(PROBLEM TO SOLVE): Gather the lines that hold the string "master".

(INPUT RECORDS):
# # # # # # #

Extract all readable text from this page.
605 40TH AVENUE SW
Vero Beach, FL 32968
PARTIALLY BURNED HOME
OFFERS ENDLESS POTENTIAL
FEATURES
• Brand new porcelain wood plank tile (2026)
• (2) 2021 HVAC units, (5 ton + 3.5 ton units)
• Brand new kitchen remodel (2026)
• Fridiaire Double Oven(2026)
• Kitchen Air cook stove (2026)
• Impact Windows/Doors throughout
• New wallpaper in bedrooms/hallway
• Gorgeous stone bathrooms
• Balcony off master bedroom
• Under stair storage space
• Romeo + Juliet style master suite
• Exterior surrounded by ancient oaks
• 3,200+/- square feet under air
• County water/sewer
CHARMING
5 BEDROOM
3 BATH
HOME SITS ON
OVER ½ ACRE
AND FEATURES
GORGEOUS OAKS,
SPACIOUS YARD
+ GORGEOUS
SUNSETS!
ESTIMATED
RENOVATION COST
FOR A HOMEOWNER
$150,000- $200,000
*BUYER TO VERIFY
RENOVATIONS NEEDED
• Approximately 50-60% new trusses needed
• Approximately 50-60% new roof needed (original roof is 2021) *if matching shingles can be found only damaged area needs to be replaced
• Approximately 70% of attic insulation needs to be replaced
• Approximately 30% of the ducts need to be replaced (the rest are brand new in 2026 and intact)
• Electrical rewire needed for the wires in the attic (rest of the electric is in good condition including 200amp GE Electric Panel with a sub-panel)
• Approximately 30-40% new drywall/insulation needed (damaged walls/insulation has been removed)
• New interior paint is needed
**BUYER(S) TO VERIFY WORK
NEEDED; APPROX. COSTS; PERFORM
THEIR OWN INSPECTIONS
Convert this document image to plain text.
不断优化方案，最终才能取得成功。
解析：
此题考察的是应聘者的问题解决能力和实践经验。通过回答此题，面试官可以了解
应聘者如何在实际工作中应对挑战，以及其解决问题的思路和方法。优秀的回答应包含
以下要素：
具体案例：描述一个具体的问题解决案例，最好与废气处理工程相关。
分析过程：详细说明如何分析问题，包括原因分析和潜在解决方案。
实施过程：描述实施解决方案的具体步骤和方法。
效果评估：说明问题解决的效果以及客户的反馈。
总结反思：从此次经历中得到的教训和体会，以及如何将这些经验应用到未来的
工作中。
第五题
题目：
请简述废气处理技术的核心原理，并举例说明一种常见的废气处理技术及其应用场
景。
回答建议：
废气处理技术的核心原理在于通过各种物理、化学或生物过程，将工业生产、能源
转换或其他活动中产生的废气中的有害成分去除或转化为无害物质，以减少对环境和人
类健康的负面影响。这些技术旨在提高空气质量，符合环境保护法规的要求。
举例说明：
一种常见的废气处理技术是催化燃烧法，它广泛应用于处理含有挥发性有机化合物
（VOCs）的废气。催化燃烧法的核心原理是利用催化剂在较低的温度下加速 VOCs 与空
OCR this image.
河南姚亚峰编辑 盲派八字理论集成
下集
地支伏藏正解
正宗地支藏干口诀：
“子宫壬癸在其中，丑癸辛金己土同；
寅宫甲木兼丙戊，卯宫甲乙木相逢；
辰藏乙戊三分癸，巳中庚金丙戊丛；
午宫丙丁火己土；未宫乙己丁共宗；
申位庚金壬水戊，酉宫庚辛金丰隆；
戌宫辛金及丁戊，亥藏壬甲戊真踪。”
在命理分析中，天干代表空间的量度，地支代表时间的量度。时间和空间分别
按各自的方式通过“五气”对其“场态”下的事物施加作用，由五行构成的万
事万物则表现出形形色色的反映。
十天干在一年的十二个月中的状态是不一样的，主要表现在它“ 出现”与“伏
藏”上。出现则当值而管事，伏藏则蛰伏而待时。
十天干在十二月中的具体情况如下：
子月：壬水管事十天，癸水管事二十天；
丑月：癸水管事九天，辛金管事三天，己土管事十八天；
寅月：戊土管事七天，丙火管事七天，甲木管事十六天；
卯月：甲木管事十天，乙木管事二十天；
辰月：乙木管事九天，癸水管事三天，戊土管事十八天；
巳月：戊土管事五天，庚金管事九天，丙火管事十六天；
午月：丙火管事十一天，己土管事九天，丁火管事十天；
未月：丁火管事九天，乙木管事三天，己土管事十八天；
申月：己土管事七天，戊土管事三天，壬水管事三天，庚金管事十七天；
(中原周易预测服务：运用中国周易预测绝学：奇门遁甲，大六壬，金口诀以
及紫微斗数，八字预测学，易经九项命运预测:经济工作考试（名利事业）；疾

# # # # # # #

(OUTPUT):
• Balcony off master bedroom
• Romeo + Juliet style master suite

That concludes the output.